** START RECORDS FOR PROCESSING **

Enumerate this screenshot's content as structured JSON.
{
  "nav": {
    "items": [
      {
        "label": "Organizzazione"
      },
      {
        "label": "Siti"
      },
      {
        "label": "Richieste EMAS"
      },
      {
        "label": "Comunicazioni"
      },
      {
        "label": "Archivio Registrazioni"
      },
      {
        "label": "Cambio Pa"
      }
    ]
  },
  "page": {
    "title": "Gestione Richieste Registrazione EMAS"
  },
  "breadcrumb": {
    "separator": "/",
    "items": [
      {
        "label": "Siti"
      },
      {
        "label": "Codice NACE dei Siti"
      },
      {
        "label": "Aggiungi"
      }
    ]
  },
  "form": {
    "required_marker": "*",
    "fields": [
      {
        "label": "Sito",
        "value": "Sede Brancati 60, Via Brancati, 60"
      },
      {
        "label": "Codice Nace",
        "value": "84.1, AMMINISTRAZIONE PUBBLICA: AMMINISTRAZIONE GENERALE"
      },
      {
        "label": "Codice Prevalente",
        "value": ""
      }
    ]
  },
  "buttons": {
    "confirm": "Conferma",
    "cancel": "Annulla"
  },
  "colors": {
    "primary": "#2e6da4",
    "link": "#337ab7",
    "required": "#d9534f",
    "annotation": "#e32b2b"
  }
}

** END RECORDS FOR PROCESSING **

DIRECTIVE — Write out all records exactly, keeping every detail.

RESPONSE BELOW —
Enumerate this screenshot's content as structured JSON.
{
  "nav": {
    "items": [
      {
        "label": "Organizzazione"
      },
      {
        "label": "Siti"
      },
      {
        "label": "Richieste EMAS"
      },
      {
        "label": "Comunicazioni"
      },
      {
        "label": "Archivio Registrazioni"
      },
      {
        "label": "Cambio Pa"
      }
    ]
  },
  "page": {
    "title": "Gestione Richieste Registrazione EMAS"
  },
  "breadcrumb": {
    "separator": "/",
    "items": [
      {
        "label": "Siti"
      },
      {
        "label": "Codice NACE dei Siti"
      },
      {
        "label": "Aggiungi"
      }
    ]
  },
  "form": {
    "required_marker": "*",
    "fields": [
      {
        "label": "Sito",
        "value": "Sede Brancati 60, Via Brancati, 60"
      },
      {
        "label": "Codice Nace",
        "value": "84.1, AMMINISTRAZIONE PUBBLICA: AMMINISTRAZIONE GENERALE"
      },
      {
        "label": "Codice Prevalente",
        "value": ""
      }
    ]
  },
  "buttons": {
    "confirm": "Conferma",
    "cancel": "Annulla"
  },
  "colors": {
    "primary": "#2e6da4",
    "link": "#337ab7",
    "required": "#d9534f",
    "annotation": "#e32b2b"
  }
}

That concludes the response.